DATA FOR THIS EXERCISE:
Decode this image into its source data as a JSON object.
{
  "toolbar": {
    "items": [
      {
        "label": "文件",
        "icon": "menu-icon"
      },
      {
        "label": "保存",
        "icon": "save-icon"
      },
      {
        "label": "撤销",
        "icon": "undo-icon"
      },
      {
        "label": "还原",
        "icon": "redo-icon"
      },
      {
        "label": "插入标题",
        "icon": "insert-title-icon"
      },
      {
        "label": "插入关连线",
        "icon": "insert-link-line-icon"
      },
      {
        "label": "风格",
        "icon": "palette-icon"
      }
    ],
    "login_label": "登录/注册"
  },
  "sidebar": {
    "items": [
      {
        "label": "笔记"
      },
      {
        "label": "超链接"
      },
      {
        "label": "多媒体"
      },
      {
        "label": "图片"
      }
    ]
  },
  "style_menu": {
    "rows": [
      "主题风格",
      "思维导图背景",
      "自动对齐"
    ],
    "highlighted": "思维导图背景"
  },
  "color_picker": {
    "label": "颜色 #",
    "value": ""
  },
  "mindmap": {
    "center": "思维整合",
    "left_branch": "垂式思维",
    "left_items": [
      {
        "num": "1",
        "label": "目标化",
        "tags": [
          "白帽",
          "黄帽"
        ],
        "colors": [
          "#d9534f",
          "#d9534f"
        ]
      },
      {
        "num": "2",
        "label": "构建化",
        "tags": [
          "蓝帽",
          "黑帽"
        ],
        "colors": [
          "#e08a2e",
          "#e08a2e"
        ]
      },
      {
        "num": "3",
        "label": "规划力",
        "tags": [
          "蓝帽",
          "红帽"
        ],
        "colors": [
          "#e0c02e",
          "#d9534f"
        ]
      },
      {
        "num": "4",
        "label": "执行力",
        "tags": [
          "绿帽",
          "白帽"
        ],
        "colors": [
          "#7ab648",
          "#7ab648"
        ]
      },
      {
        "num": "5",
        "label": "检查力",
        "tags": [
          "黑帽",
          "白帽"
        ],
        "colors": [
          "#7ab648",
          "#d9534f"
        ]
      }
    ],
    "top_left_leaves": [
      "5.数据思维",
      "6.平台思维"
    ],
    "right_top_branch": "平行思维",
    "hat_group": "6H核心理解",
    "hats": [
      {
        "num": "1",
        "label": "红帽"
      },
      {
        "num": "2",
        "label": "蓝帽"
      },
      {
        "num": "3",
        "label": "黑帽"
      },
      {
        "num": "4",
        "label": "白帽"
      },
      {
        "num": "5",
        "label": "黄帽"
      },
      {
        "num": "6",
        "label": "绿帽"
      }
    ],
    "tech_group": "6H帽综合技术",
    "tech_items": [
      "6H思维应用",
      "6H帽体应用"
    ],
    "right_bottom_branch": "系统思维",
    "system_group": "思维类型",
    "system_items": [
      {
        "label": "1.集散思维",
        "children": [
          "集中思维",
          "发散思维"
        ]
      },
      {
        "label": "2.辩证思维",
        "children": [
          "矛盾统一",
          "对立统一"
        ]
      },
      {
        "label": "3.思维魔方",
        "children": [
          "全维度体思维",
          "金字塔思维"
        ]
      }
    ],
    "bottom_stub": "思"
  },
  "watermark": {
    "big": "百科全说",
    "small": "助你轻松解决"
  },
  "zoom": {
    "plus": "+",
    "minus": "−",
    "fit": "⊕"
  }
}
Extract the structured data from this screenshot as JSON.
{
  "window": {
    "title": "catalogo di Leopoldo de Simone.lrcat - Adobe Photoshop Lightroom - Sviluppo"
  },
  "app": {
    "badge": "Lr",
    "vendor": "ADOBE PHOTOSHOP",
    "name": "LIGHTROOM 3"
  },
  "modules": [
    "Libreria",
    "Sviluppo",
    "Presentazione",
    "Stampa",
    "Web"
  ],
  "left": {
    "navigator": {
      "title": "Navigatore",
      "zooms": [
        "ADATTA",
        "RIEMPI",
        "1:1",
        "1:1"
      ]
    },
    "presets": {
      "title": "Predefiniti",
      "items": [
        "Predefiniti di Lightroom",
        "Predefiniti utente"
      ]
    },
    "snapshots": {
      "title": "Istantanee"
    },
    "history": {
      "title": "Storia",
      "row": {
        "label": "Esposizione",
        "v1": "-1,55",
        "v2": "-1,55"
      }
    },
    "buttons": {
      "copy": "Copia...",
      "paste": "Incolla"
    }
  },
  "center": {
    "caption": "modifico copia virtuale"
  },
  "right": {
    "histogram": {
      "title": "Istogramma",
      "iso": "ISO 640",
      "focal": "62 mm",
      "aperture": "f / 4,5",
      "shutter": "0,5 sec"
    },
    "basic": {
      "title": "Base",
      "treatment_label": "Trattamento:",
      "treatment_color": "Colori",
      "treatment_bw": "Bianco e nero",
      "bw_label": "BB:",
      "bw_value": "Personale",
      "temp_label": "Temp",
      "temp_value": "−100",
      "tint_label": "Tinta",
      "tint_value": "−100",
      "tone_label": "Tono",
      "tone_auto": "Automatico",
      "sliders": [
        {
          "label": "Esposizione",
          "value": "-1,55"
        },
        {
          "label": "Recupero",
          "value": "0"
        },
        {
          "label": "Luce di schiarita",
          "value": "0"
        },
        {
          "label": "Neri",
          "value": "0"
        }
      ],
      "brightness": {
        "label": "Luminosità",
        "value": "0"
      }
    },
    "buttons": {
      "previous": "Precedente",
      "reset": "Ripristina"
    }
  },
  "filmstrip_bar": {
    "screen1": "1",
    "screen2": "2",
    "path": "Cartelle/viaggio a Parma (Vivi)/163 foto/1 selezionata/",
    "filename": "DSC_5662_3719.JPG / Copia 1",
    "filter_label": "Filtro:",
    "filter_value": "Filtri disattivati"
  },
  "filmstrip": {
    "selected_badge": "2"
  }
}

SET PROBLEM: Gather every line from the listing above in which the word "Sviluppo" appears.

TASK ANSWER:
    "title": "catalogo di Leopoldo de Simone.lrcat - Adobe Photoshop Lightroom - Sviluppo"
    "Sviluppo",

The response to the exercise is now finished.